## Given instruction
Omit all pictures. Copy the rest of the material exactly.

## Information provided
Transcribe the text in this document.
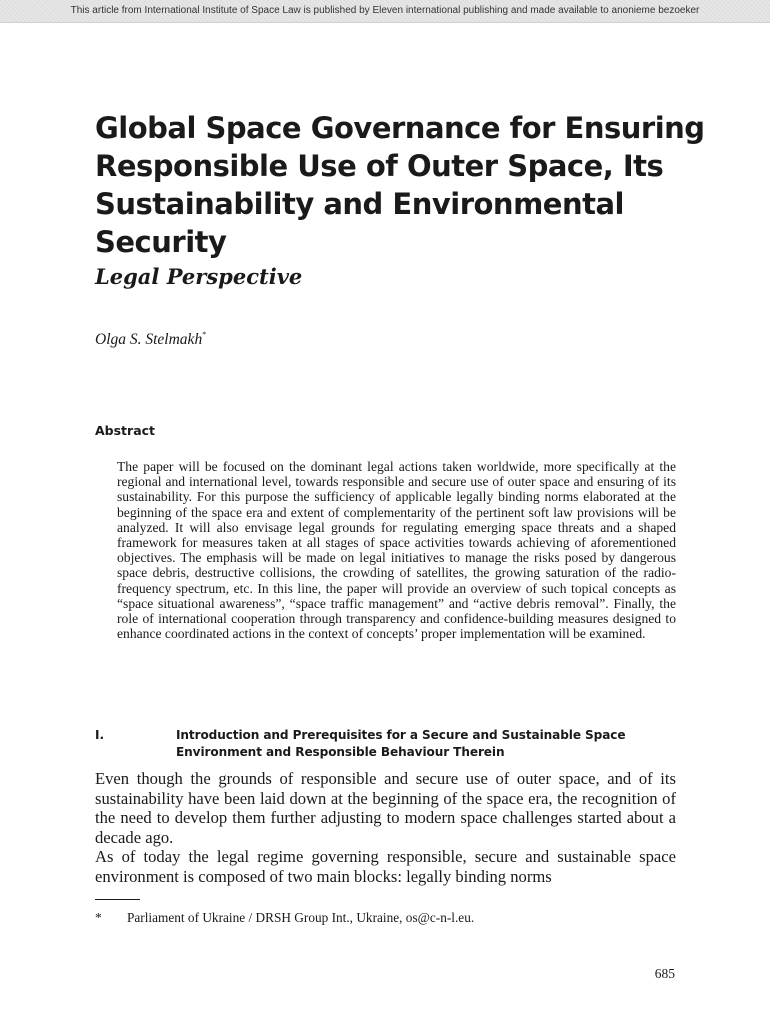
This article from International Institute of Space Law is published by Eleven international publishing and made available to anonieme bezoeker
Global Space Governance for Ensuring Responsible Use of Outer Space, Its Sustainability and Environmental Security
Legal Perspective
Olga S. Stelmakh*
Abstract

The paper will be focused on the dominant legal actions taken worldwide, more specifically at the regional and international level, towards responsible and secure use of outer space and ensuring of its sustainability. For this purpose the sufficiency of applicable legally binding norms elaborated at the beginning of the space era and extent of complementarity of the pertinent soft law provisions will be analyzed. It will also envisage legal grounds for regulating emerging space threats and a shaped framework for measures taken at all stages of space activities towards achieving of aforementioned objectives. The emphasis will be made on legal initiatives to manage the risks posed by dangerous space debris, destructive collisions, the crowding of satellites, the growing saturation of the radio-frequency spectrum, etc. In this line, the paper will provide an overview of such topical concepts as “space situational awareness”, “space traffic management” and “active debris removal”. Finally, the role of international cooperation through transparency and confidence-building measures designed to enhance coordinated actions in the context of concepts’ proper implementation will be examined.

I.	Introduction and Prerequisites for a Secure and Sustainable Space Environment and Responsible Behaviour Therein

Even though the grounds of responsible and secure use of outer space, and of its sustainability have been laid down at the beginning of the space era, the recognition of the need to develop them further adjusting to modern space challenges started about a decade ago.

As of today the legal regime governing responsible, secure and sustainable space environment is composed of two main blocks: legally binding norms

* Parliament of Ukraine / DRSH Group Int., Ukraine, os@c-n-l.eu.
685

## The result
Transcribe the text in this document.
This article from International Institute of Space Law is published by Eleven international publishing and made available to anonieme bezoeker
Global Space Governance for Ensuring Responsible Use of Outer Space, Its Sustainability and Environmental Security
Legal Perspective
Olga S. Stelmakh*
Abstract

The paper will be focused on the dominant legal actions taken worldwide, more specifically at the regional and international level, towards responsible and secure use of outer space and ensuring of its sustainability. For this purpose the sufficiency of applicable legally binding norms elaborated at the beginning of the space era and extent of complementarity of the pertinent soft law provisions will be analyzed. It will also envisage legal grounds for regulating emerging space threats and a shaped framework for measures taken at all stages of space activities towards achieving of aforementioned objectives. The emphasis will be made on legal initiatives to manage the risks posed by dangerous space debris, destructive collisions, the crowding of satellites, the growing saturation of the radio-frequency spectrum, etc. In this line, the paper will provide an overview of such topical concepts as “space situational awareness”, “space traffic management” and “active debris removal”. Finally, the role of international cooperation through transparency and confidence-building measures designed to enhance coordinated actions in the context of concepts’ proper implementation will be examined.

I.	Introduction and Prerequisites for a Secure and Sustainable Space Environment and Responsible Behaviour Therein

Even though the grounds of responsible and secure use of outer space, and of its sustainability have been laid down at the beginning of the space era, the recognition of the need to develop them further adjusting to modern space challenges started about a decade ago.

As of today the legal regime governing responsible, secure and sustainable space environment is composed of two main blocks: legally binding norms

* Parliament of Ukraine / DRSH Group Int., Ukraine, os@c-n-l.eu.
685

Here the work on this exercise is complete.